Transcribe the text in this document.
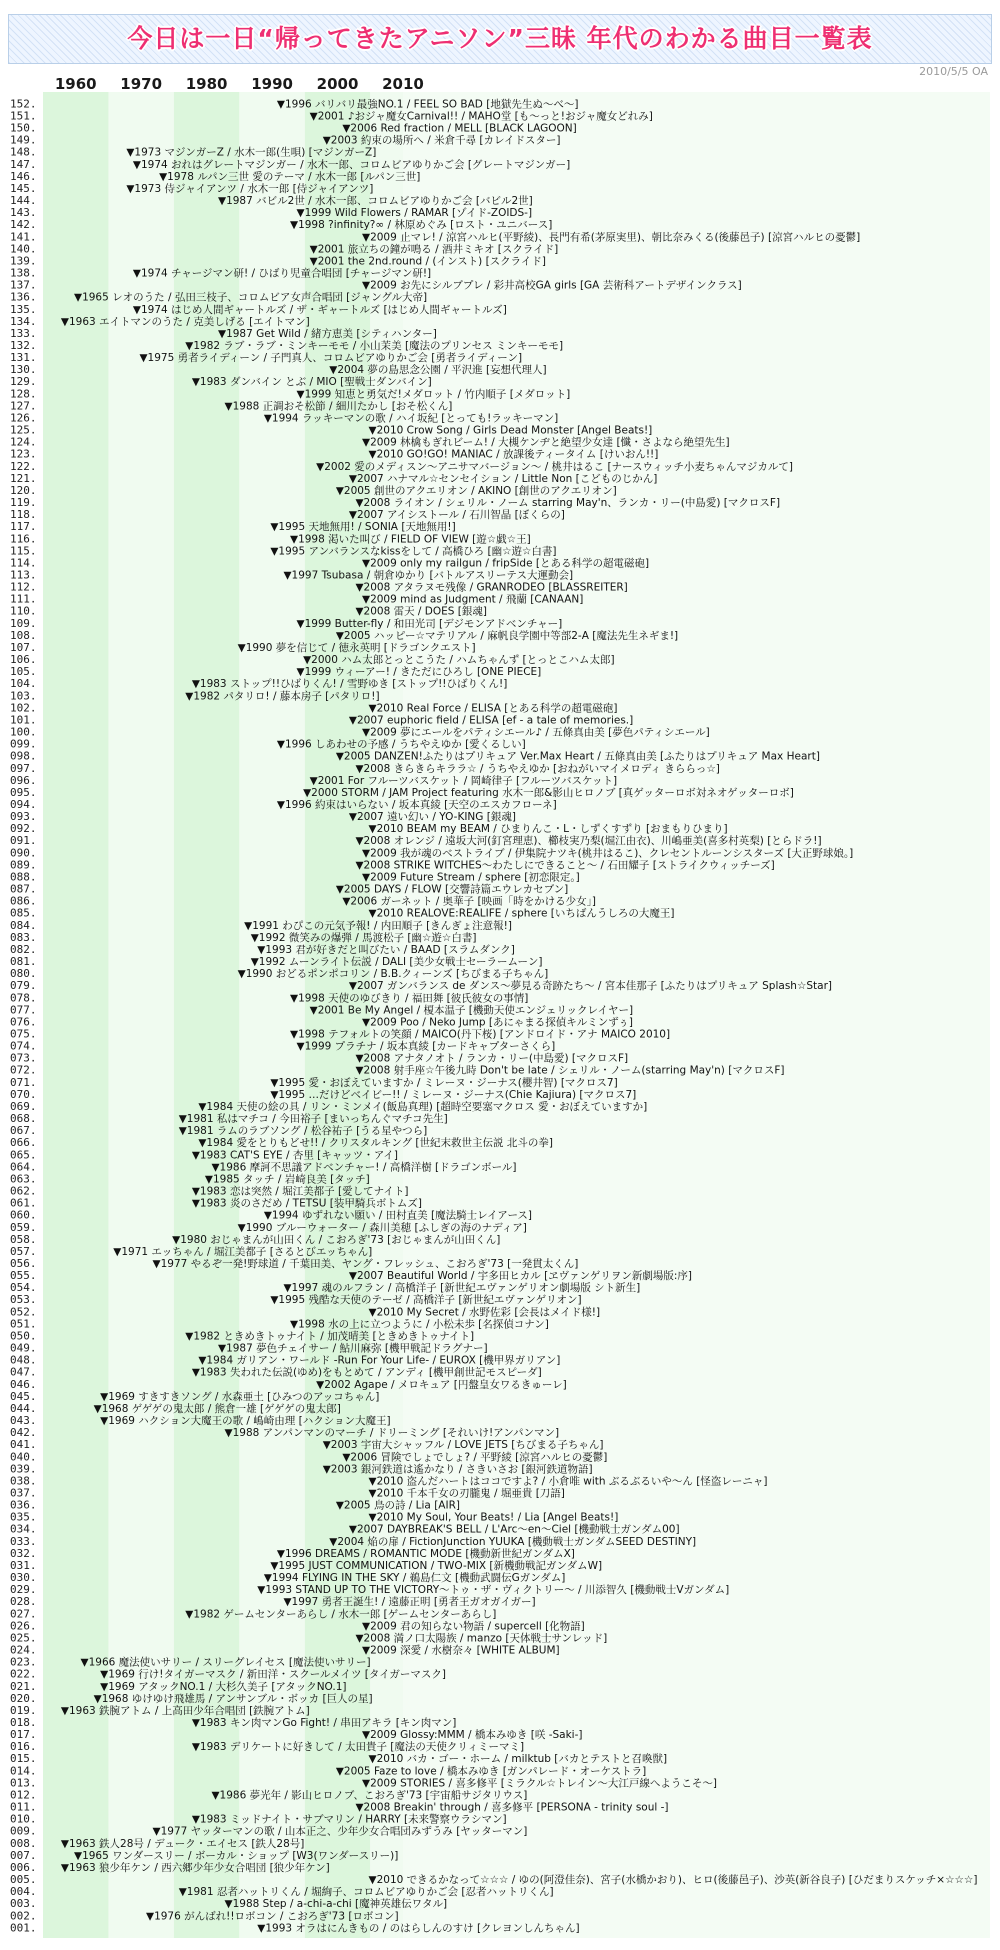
今日は一日“帰ってきたアニソン”三昧 年代のわかる曲目一覧表
2010/5/5 OA
1960 1970 1980 1990 2000 2010
152.	▼1996 バリバリ最強NO.1 / FEEL SO BAD [地獄先生ぬ～べ～]
151.	▼2001 ♪おジャ魔女Carnival!! / MAHO堂 [も～っと!おジャ魔女どれみ]
150.	▼2006 Red fraction / MELL [BLACK LAGOON]
149.	▼2003 約束の場所へ / 米倉千尋 [カレイドスター]
148.	▼1973 マジンガーZ / 水木一郎(生唄) [マジンガーZ]
147.	▼1974 おれはグレートマジンガー / 水木一郎、コロムビアゆりかご会 [グレートマジンガー]
146.	▼1978 ルパン三世 愛のテーマ / 水木一郎 [ルパン三世]
145.	▼1973 侍ジャイアンツ / 水木一郎 [侍ジャイアンツ]
144.	▼1987 バビル2世 / 水木一郎、コロムビアゆりかご会 [バビル2世]
143.	▼1999 Wild Flowers / RAMAR [ゾイド-ZOIDS-]
142.	▼1998 ?infinity?∞ / 林原めぐみ [ロスト・ユニバース]
141.	▼2009 止マレ! / 涼宮ハルヒ(平野綾)、長門有希(茅原実里)、朝比奈みくる(後藤邑子) [涼宮ハルヒの憂鬱]
140.	▼2001 旅立ちの鐘が鳴る / 酒井ミキオ [スクライド]
139.	▼2001 the 2nd.round / (インスト) [スクライド]
138.	▼1974 チャージマン研! / ひばり児童合唱団 [チャージマン研!]
137.	▼2009 お先にシルブプレ / 彩井高校GA girls [GA 芸術科アートデザインクラス]
136.	▼1965 レオのうた / 弘田三枝子、コロムビア女声合唱団 [ジャングル大帝]
135.	▼1974 はじめ人間ギャートルズ / ザ・ギャートルズ [はじめ人間ギャートルズ]
134. ▼1963 エイトマンのうた / 克美しげる [エイトマン]
133.	▼1987 Get Wild / 緒方恵美 [シティハンター]
132.	▼1982 ラブ・ラブ・ミンキーモモ / 小山茉美 [魔法のプリンセス ミンキーモモ]
131.	▼1975 勇者ライディーン / 子門真人、コロムビアゆりかご会 [勇者ライディーン]
130.	▼2004 夢の島思念公園 / 平沢進 [妄想代理人]
129.	▼1983 ダンバイン とぶ / MIO [聖戦士ダンバイン]
128.	▼1999 知恵と勇気だ!メダロット / 竹内順子 [メダロット]
127.	▼1988 正調おそ松節 / 細川たかし [おそ松くん]
126.	▼1994 ラッキーマンの歌 / ハイ坂紀 [とっても!ラッキーマン]
125.	▼2010 Crow Song / Girls Dead Monster [Angel Beats!]
124.	▼2009 林檎もぎれビーム! / 大槻ケンヂと絶望少女達 [懺・さよなら絶望先生]
123.	▼2010 GO!GO! MANIAC / 放課後ティータイム [けいおん!!]
122.	▼2002 愛のメディスン～アニサマバージョン～ / 桃井はるこ [ナースウィッチ小麦ちゃんマジカルて]
121.	▼2007 ハナマル☆センセイション / Little Non [こどものじかん]
120.	▼2005 創世のアクエリオン / AKINO [創世のアクエリオン]
119.	▼2008 ライオン / シェリル・ノーム starring May'n、ランカ・リー(中島愛) [マクロスF]
118.	▼2007 アイシストール / 石川智晶 [ぼくらの]
117.	▼1995 天地無用! / SONIA [天地無用!]
116.	▼1998 渇いた叫び / FIELD OF VIEW [遊☆戯☆王]
115.	▼1995 アンバランスなkissをして / 高橋ひろ [幽☆遊☆白書]
114.	▼2009 only my railgun / fripSide [とある科学の超電磁砲]
113.	▼1997 Tsubasa / 朝倉ゆかり [バトルアスリーテス大運動会]
112.	▼2008 アタラヌモ残像 / GRANRODEO [BLASSREITER]
111.	▼2009 mind as Judgment / 飛蘭 [CANAAN]
110.	▼2008 雷天 / DOES [銀魂]
109.	▼1999 Butter-fly / 和田光司 [デジモンアドベンチャー]
108.	▼2005 ハッピー☆マテリアル / 麻帆良学園中等部2-A [魔法先生ネギま!]
107.	▼1990 夢を信じて / 徳永英明 [ドラゴンクエスト]
106.	▼2000 ハム太郎とっとこうた / ハムちゃんず [とっとこハム太郎]
105.	▼1999 ウィーアー! / きただにひろし [ONE PIECE]
104.	▼1983 ストップ!!ひばりくん! / 雪野ゆき [ストップ!!ひばりくん!]
103.	▼1982 パタリロ! / 藤本房子 [パタリロ!]
102.	▼2010 Real Force / ELISA [とある科学の超電磁砲]
101.	▼2007 euphoric field / ELISA [ef - a tale of memories.]
100.	▼2009 夢にエールをパティシエール♪ / 五條真由美 [夢色パティシエール]
099.	▼1996 しあわせの予感 / うちやえゆか [愛くるしい]
098.	▼2005 DANZEN!ふたりはプリキュア Ver.Max Heart / 五條真由美 [ふたりはプリキュア Max Heart]
097.	▼2008 きらきらキララ☆ / うちやえゆか [おねがいマイメロディ きららっ☆]
096.	▼2001 For フルーツバスケット / 岡崎律子 [フルーツバスケット]
095.	▼2000 STORM / JAM Project featuring 水木一郎&影山ヒロノブ [真ゲッターロボ対ネオゲッターロボ]
094.	▼1996 約束はいらない / 坂本真綾 [天空のエスカフローネ]
093.	▼2007 遠い幻い / YO-KING [銀魂]
092.	▼2010 BEAM my BEAM / ひまりんこ・L・しずくすずり [おまもりひまり]
091.	▼2008 オレンジ / 遠坂大河(釘宮理恵)、櫛枝実乃梨(堀江由衣)、川嶋亜美(喜多村英梨) [とらドラ!]
090.	▼2009 我が魂のベストライブ / 伊集院ナツキ(桃井はるこ)、クレセントルーンシスターズ [大正野球娘。]
089.	▼2008 STRIKE WITCHES～わたしにできること～ / 石田耀子 [ストライクウィッチーズ]
088.	▼2009 Future Stream / sphere [初恋限定。]
087.	▼2005 DAYS / FLOW [交響詩篇エウレカセブン]
086.	▼2006 ガーネット / 奥華子 [映画「時をかける少女」]
085.	▼2010 REALOVE:REALIFE / sphere [いちばんうしろの大魔王]
084.	▼1991 わぴこの元気予報! / 内田順子 [きんぎょ注意報!]
083.	▼1992 微笑みの爆弾 / 馬渡松子 [幽☆遊☆白書]
082.	▼1993 君が好きだと叫びたい / BAAD [スラムダンク]
081.	▼1992 ムーンライト伝説 / DALI [美少女戦士セーラームーン]
080.	▼1990 おどるポンポコリン / B.B.クィーンズ [ちびまる子ちゃん]
079.	▼2007 ガンバランス de ダンス～夢見る奇跡たち～ / 宮本佳那子 [ふたりはプリキュア Splash☆Star]
078.	▼1998 天使のゆびきり / 福田舞 [彼氏彼女の事情]
077.	▼2001 Be My Angel / 榎本温子 [機動天使エンジェリックレイヤー]
076.	▼2009 Poo / Neko Jump [あにゃまる探偵キルミンずぅ]
075.	▼1998 テフォルトの笑顔 / MAICO(丹下桜) [アンドロイド・アナ MAICO 2010]
074.	▼1999 プラチナ / 坂本真綾 [カードキャプターさくら]
073.	▼2008 アナタノオト / ランカ・リー(中島愛) [マクロスF]
072.	▼2008 射手座☆午後九時 Don't be late / シェリル・ノーム(starring May'n) [マクロスF]
071.	▼1995 愛・おぼえていますか / ミレーヌ・ジーナス(櫻井智) [マクロス7]
070.	▼1995 …だけどベイビー!! / ミレーヌ・ジーナス(Chie Kajiura) [マクロス7]
069.	▼1984 天使の絵の具 / リン・ミンメイ(飯島真理) [超時空要塞マクロス 愛・おぼえていますか]
068.	▼1981 私はマチコ / 今田裕子 [まいっちんぐマチコ先生]
067.	▼1981 ラムのラブソング / 松谷祐子 [うる星やつら]
066.	▼1984 愛をとりもどせ!! / クリスタルキング [世紀末救世主伝説 北斗の拳]
065.	▼1983 CAT'S EYE / 杏里 [キャッツ・アイ]
064.	▼1986 摩訶不思議アドベンチャー! / 高橋洋樹 [ドラゴンボール]
063.	▼1985 タッチ / 岩崎良美 [タッチ]
062.	▼1983 恋は突然 / 堀江美都子 [愛してナイト]
061.	▼1983 炎のさだめ / TETSU [装甲騎兵ボトムズ]
060.	▼1994 ゆずれない願い / 田村直美 [魔法騎士レイアース]
059.	▼1990 ブルーウォーター / 森川美穂 [ふしぎの海のナディア]
058.	▼1980 おじゃまんが山田くん / こおろぎ'73 [おじゃまんが山田くん]
057.	▼1971 エッちゃん / 堀江美都子 [さるとびエッちゃん]
056.	▼1977 やるぞ一発!野球道 / 千葉田美、ヤング・フレッシュ、こおろぎ'73 [一発貫太くん]
055.	▼2007 Beautiful World / 宇多田ヒカル [ヱヴァンゲリヲン新劇場版:序]
054.	▼1997 魂のルフラン / 高橋洋子 [新世紀エヴァンゲリオン劇場版 シト新生]
053.	▼1995 残酷な天使のテーゼ / 高橋洋子 [新世紀エヴァンゲリオン]
052.	▼2010 My Secret / 水野佐彩 [会長はメイド様!]
051.	▼1998 水の上に立つように / 小松未歩 [名探偵コナン]
050.	▼1982 ときめきトゥナイト / 加茂晴美 [ときめきトゥナイト]
049.	▼1987 夢色チェイサー / 鮎川麻弥 [機甲戦記ドラグナー]
048.	▼1984 ガリアン・ワールド -Run For Your Life- / EUROX [機甲界ガリアン]
047.	▼1983 失われた伝説(ゆめ)をもとめて / アンディ [機甲創世記モスピーダ]
046.	▼2002 Agape / メロキュア [円盤皇女ワるきゅーレ]
045.	▼1969 すきすきソング / 水森亜土 [ひみつのアッコちゃん]
044.	▼1968 ゲゲゲの鬼太郎 / 熊倉一雄 [ゲゲゲの鬼太郎]
043.	▼1969 ハクション大魔王の歌 / 嶋崎由理 [ハクション大魔王]
042.	▼1988 アンパンマンのマーチ / ドリーミング [それいけ!アンパンマン]
041.	▼2003 宇宙大シャッフル / LOVE JETS [ちびまる子ちゃん]
040.	▼2006 冒険でしょでしょ? / 平野綾 [涼宮ハルヒの憂鬱]
039.	▼2003 銀河鉄道は遙かなり / さきいさお [銀河鉄道物語]
038.	▼2010 盗んだハートはココですよ? / 小倉唯 with ぶるぶるいや～ん [怪盗レーニャ]
037.	▼2010 千本千女の刃朧鬼 / 堀亜貴 [刀語]
036.	▼2005 鳥の詩 / Lia [AIR]
035.	▼2010 My Soul, Your Beats! / Lia [Angel Beats!]
034.	▼2007 DAYBREAK'S BELL / L'Arc～en～Ciel [機動戦士ガンダム00]
033.	▼2004 焔の扉 / FictionJunction YUUKA [機動戦士ガンダムSEED DESTINY]
032.	▼1996 DREAMS / ROMANTIC MODE [機動新世紀ガンダムX]
031.	▼1995 JUST COMMUNICATION / TWO-MIX [新機動戦記ガンダムW]
030.	▼1994 FLYING IN THE SKY / 鵜島仁文 [機動武闘伝Gガンダム]
029.	▼1993 STAND UP TO THE VICTORY～トゥ・ザ・ヴィクトリー～ / 川添智久 [機動戦士Vガンダム]
028.	▼1997 勇者王誕生! / 遠藤正明 [勇者王ガオガイガー]
027.	▼1982 ゲームセンターあらし / 水木一郎 [ゲームセンターあらし]
026.	▼2009 君の知らない物語 / supercell [化物語]
025.	▼2008 満ノ口太陽族 / manzo [天体戦士サンレッド]
024.	▼2009 深愛 / 水樹奈々 [WHITE ALBUM]
023.	▼1966 魔法使いサリー / スリーグレイセス [魔法使いサリー]
022.	▼1969 行け!タイガーマスク / 新田洋・スクールメイツ [タイガーマスク]
021.	▼1969 アタックNO.1 / 大杉久美子 [アタックNO.1]
020.	▼1968 ゆけゆけ飛雄馬 / アンサンブル・ボッカ [巨人の星]
019. ▼1963 鉄腕アトム / 上高田少年合唱団 [鉄腕アトム]
018.	▼1983 キン肉マンGo Fight! / 串田アキラ [キン肉マン]
017.	▼2009 Glossy:MMM / 橋本みゆき [咲 -Saki-]
016.	▼1983 デリケートに好きして / 太田貴子 [魔法の天使クリィミーマミ]
015.	▼2010 バカ・ゴー・ホーム / milktub [バカとテストと召喚獣]
014.	▼2005 Faze to love / 橋本みゆき [ガンパレード・オーケストラ]
013.	▼2009 STORIES / 喜多修平 [ミラクル☆トレイン～大江戸線へようこそ～]
012.	▼1986 夢光年 / 影山ヒロノブ、こおろぎ'73 [宇宙船サジタリウス]
011.	▼2008 Breakin' through / 喜多修平 [PERSONA - trinity soul -]
010.	▼1983 ミッドナイト・サブマリン / HARRY [未来警察ウラシマン]
009.	▼1977 ヤッターマンの歌 / 山本正之、少年少女合唱団みずうみ [ヤッターマン]
008. ▼1963 鉄人28号 / デューク・エイセス [鉄人28号]
007.	▼1965 ワンダースリー / ボーカル・ショップ [W3(ワンダースリー)]
006. ▼1963 狼少年ケン / 西六郷少年少女合唱団 [狼少年ケン]
005.	▼2010 できるかなって☆☆☆ / ゆの(阿澄佳奈)、宮子(水橋かおり)、ヒロ(後藤邑子)、沙英(新谷良子) [ひだまりスケッチ×☆☆☆]
004.	▼1981 忍者ハットリくん / 堀絢子、コロムビアゆりかご会 [忍者ハットリくん]
003.	▼1988 Step / a-chi-a-chi [魔神英雄伝ワタル]
002.	▼1976 がんばれ!!ロボコン / こおろぎ'73 [ロボコン]
001.	▼1993 オラはにんきもの / のはらしんのすけ [クレヨンしんちゃん]
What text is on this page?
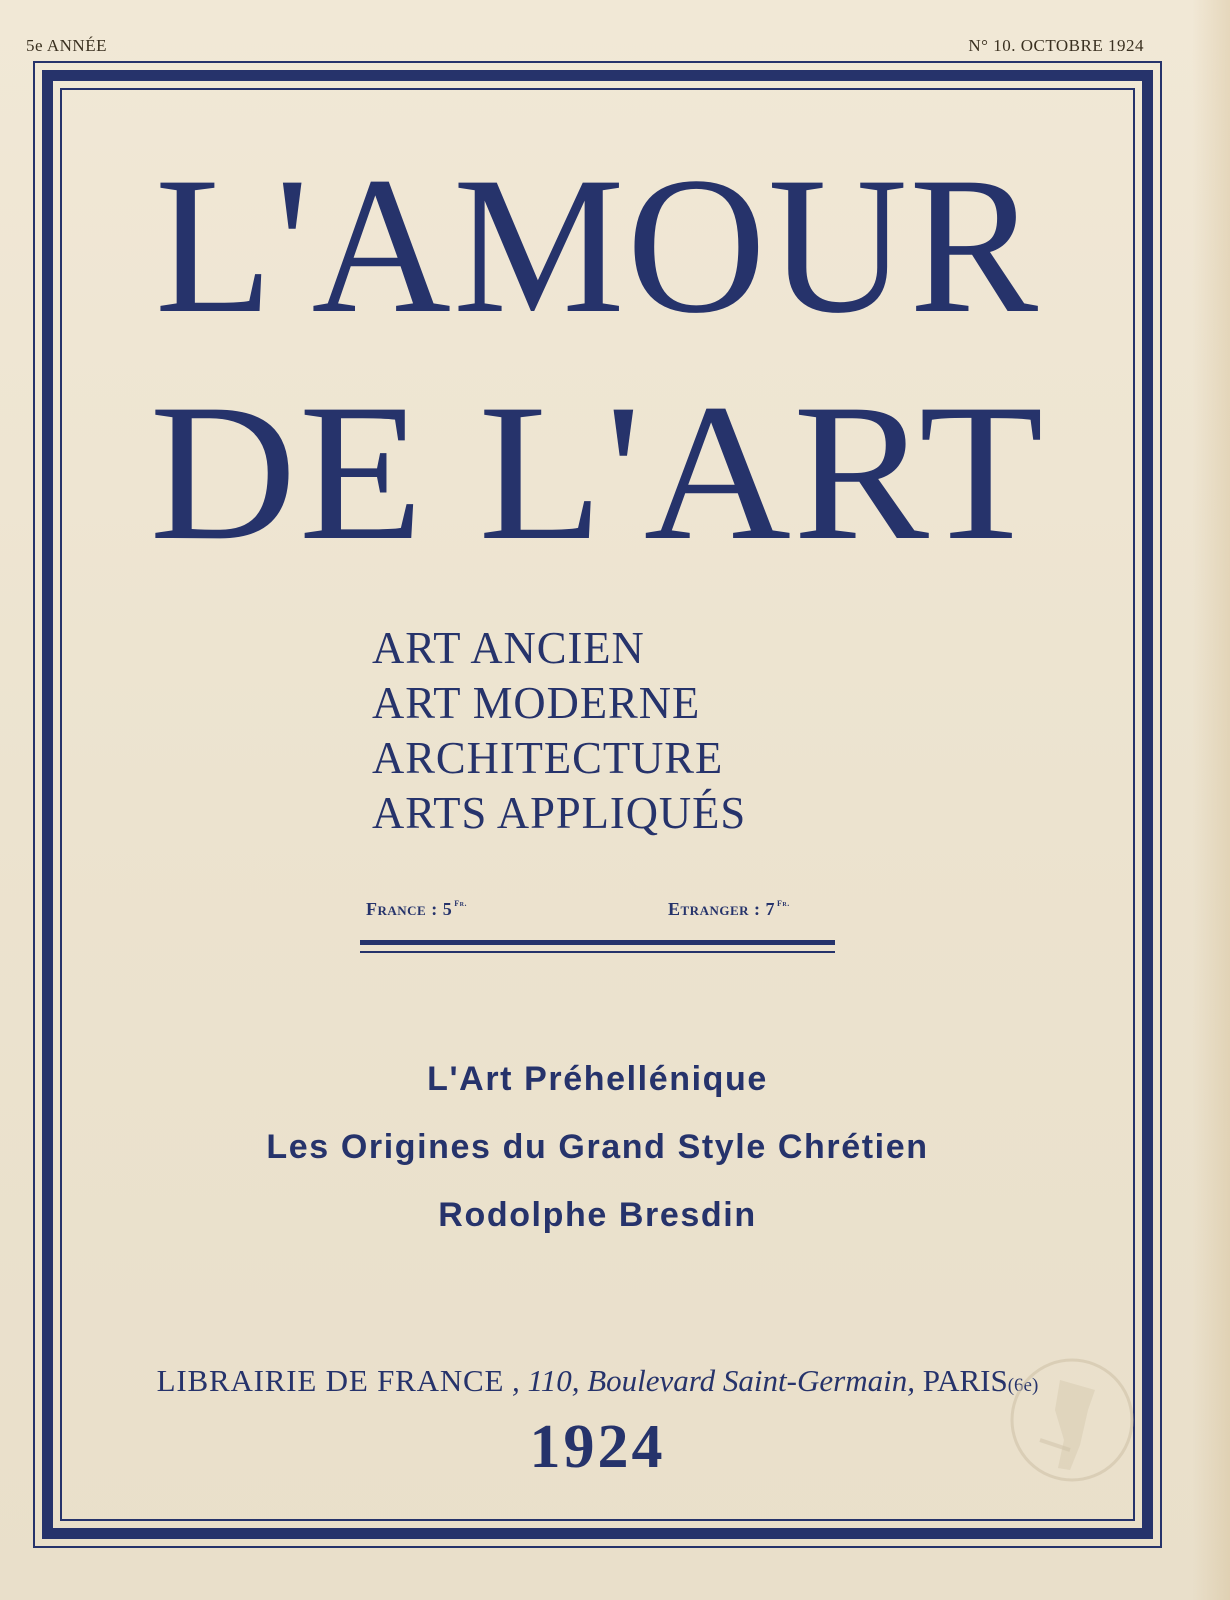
5e ANNÉE	N° 10. OCTOBRE 1924
L'AMOUR
DE L'ART
ART ANCIEN
ART MODERNE
ARCHITECTURE
ARTS APPLIQUÉS
France : 5 $^{Fr.}$	Etranger : 7 $^{Fr.}$
L'Art Préhellénique
Les Origines du Grand Style Chrétien
Rodolphe Bresdin
LIBRAIRIE DE FRANCE , 110, Boulevard Saint-Germain, PARIS(6e)
1924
•••
§ **What to do**
Copy each line containing the word "こおろぎ" from the data.

§ **Solution**
058.	▼1980 おじゃまんが山田くん / こおろぎ'73 [おじゃまんが山田くん]
056.	▼1977 やるぞ一発!野球道 / 千葉田美、ヤング・フレッシュ、こおろぎ'73 [一発貫太くん]
012.	▼1986 夢光年 / 影山ヒロノブ、こおろぎ'73 [宇宙船サジタリウス]
002.	▼1976 がんばれ!!ロボコン / こおろぎ'73 [ロボコン]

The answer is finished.